SET PROBLEM :: Return every entry exactly.

[Items from a dataset]
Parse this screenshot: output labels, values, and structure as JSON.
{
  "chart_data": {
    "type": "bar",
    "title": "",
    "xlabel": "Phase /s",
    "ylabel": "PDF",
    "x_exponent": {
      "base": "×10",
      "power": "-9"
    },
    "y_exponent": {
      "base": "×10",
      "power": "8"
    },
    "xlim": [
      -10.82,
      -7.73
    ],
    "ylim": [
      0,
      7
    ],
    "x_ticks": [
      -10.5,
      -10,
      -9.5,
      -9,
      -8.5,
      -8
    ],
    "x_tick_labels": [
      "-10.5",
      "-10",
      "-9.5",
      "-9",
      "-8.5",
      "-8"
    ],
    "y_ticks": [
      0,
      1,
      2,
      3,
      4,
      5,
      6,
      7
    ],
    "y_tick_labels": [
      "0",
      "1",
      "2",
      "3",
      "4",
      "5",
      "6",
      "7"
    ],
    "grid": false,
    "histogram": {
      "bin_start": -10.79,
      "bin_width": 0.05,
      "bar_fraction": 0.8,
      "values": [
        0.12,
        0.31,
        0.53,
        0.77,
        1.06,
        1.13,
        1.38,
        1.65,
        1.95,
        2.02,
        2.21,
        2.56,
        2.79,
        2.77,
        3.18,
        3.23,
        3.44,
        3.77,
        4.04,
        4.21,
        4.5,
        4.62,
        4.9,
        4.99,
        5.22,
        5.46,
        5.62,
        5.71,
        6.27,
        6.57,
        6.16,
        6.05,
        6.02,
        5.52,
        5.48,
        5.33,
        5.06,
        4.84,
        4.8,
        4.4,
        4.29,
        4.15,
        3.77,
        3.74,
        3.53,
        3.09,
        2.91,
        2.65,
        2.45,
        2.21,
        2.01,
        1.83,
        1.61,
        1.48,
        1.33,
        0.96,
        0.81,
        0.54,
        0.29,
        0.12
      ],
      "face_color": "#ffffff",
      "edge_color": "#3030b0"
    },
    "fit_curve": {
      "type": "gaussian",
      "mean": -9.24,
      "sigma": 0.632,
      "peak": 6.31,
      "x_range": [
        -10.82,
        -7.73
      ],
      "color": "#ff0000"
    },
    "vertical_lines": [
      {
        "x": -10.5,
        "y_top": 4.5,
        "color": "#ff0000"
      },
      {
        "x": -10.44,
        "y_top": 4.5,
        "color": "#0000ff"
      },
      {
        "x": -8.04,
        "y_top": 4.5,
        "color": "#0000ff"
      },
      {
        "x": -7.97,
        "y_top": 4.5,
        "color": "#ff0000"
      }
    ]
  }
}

TASK SOLUTION ::
Parse this screenshot: output labels, values, and structure as JSON.
{
  "chart_data": {
    "type": "bar",
    "title": "",
    "xlabel": "Phase /s",
    "ylabel": "PDF",
    "x_exponent": {
      "base": "×10",
      "power": "-9"
    },
    "y_exponent": {
      "base": "×10",
      "power": "8"
    },
    "xlim": [
      -10.82,
      -7.73
    ],
    "ylim": [
      0,
      7
    ],
    "x_ticks": [
      -10.5,
      -10,
      -9.5,
      -9,
      -8.5,
      -8
    ],
    "x_tick_labels": [
      "-10.5",
      "-10",
      "-9.5",
      "-9",
      "-8.5",
      "-8"
    ],
    "y_ticks": [
      0,
      1,
      2,
      3,
      4,
      5,
      6,
      7
    ],
    "y_tick_labels": [
      "0",
      "1",
      "2",
      "3",
      "4",
      "5",
      "6",
      "7"
    ],
    "grid": false,
    "histogram": {
      "bin_start": -10.79,
      "bin_width": 0.05,
      "bar_fraction": 0.8,
      "values": [
        0.12,
        0.31,
        0.53,
        0.77,
        1.06,
        1.13,
        1.38,
        1.65,
        1.95,
        2.02,
        2.21,
        2.56,
        2.79,
        2.77,
        3.18,
        3.23,
        3.44,
        3.77,
        4.04,
        4.21,
        4.5,
        4.62,
        4.9,
        4.99,
        5.22,
        5.46,
        5.62,
        5.71,
        6.27,
        6.57,
        6.16,
        6.05,
        6.02,
        5.52,
        5.48,
        5.33,
        5.06,
        4.84,
        4.8,
        4.4,
        4.29,
        4.15,
        3.77,
        3.74,
        3.53,
        3.09,
        2.91,
        2.65,
        2.45,
        2.21,
        2.01,
        1.83,
        1.61,
        1.48,
        1.33,
        0.96,
        0.81,
        0.54,
        0.29,
        0.12
      ],
      "face_color": "#ffffff",
      "edge_color": "#3030b0"
    },
    "fit_curve": {
      "type": "gaussian",
      "mean": -9.24,
      "sigma": 0.632,
      "peak": 6.31,
      "x_range": [
        -10.82,
        -7.73
      ],
      "color": "#ff0000"
    },
    "vertical_lines": [
      {
        "x": -10.5,
        "y_top": 4.5,
        "color": "#ff0000"
      },
      {
        "x": -10.44,
        "y_top": 4.5,
        "color": "#0000ff"
      },
      {
        "x": -8.04,
        "y_top": 4.5,
        "color": "#0000ff"
      },
      {
        "x": -7.97,
        "y_top": 4.5,
        "color": "#ff0000"
      }
    ]
  }
}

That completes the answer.